Media Data Types
This page describes all the Object types defined and used by Media activities.
Transcript
Properties
| Property | Type | Description |
|---|---|---|
| Language | String | The language of the audio. |
| Text | String | The text extracted from the audio. |
| Segments | List<Segment> | Details segments extracted in audio transcription. |
Segment
Properties
| Property | Type | Description |
|---|---|---|
| Id | Int32 | The unique identifier of the segment. |
| Seek | Int32 | The position in the audio file where the segment begins. |
| Start | Double | The segment's start time in the audio file. It provides a specific timestamp indicating when the segment begins. |
| End | Double | The end time of the segment in the audio file. It provides a timestamp indicating when the segment ends. |
| Text | String | the transcribed text corresponding to the spoken content within the segment. Converts the spoken words into written text during audio transcription, and this property stores that textual representation. |
| Tokens | List<Int32> | Details about transcription. |
| Temperature | Double | The intensity or significance of the speech content within the segment, which could help prioritize or categorize segments during transcription. |
| AvgLogprob | Double | The average logarithmic probability associated with the transcription of the segment. |
| CompressionRatio | Double | The degree to which it compresses the audio data. |
| NoSpeechProb | Double | The probability of absence of speech within the segment. |
| Confidence | Double | confidence level or certainty associated with the transcription of the segment. A numerical value indicates the degree of confidence in the accuracy of the transcribed text. |
| Words | List<Word> | A list of individual words extracted from the transcribed text. |
Word
Properties
| Property | Type | Description |
|---|---|---|
| Text | String | The text representation of an individual word within the transcribed segment. |
| Start | Double | The start time of the Word within the audio segment. |
| End | Double | The end time of the Word within the audio segment. |
| Confidence | Double | the confidence level or certainty associated with the transcription of the Word. A numerical value indicates the degree of confidence in the accuracy of transcribing that specific Word. |
TranscriptSearchResult
Properties
| Property | Type | Description |
|---|---|---|
| Search Text | String | The text for the time slots were extracted. |
| Segments | List<FoundSegment> | The segments found for the given text. |
FoundSegment
Properties
| Property | Type | Description |
|---|---|---|
| Id | Int32 | The unique identifier of the segment. |
| Seek | Int32 | The position in the audio file where the segment begins. |
| Start | Double | The segment's start time in the audio file. It provides a specific timestamp indicating when the segment begins. |
| End | Double | The end time of the segment in the audio file. It provides a timestamp indicating when the segment ends. |
| Text | String | the transcribed text corresponding to the spoken content within the segment. The spoken words it converts into written text during audio transcription, and this property stores that textual representation. |
| Words | List<FoundWord> | A list of individual words extracted from the transcribed text. |
FoundWord
Properties
| Property | Type | Description |
|---|---|---|
| Text | String | The text representation of an individual word within the transcribed segment. |
| Start | Double | The start time of the Word within the audio segment. |
| End | Double | The end time of the Word within the audio segment. |

Short problem 1 - Using the media data types page, explain why the Temperature property of a Segment could be useful during transcription.
Short problem 2 - Please say whether each statement agrees with the media data types page, answering yes or no and quoting the words that decide it. (a) The NoSpeechProb property of a Segment gives the probability that no speech is present in that segment. (b) The Words property of a Segment holds a list of individual words taken from the transcribed text. (c) The Language property of a Transcript gives the language of the written output.

Data extract -

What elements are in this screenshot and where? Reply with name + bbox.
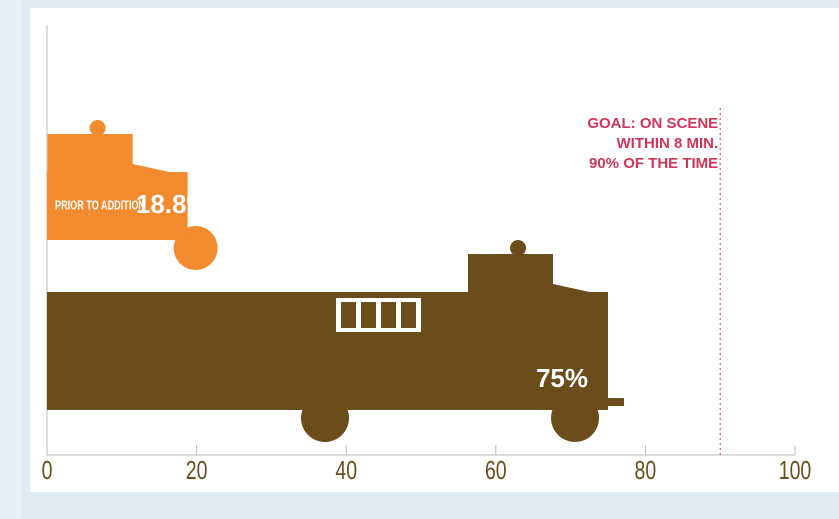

Exercise solution 1 - Temperature describes the intensity or significance of the speech content within a segment. According to the page, this could help prioritize or categorize segments during transcription.

Exercise solution 2 -
(a) Yes: "The probability of absence of speech within the segment."
(b) Yes: "A list of individual words extracted from the transcribed text."
(c) No: "The language of the audio."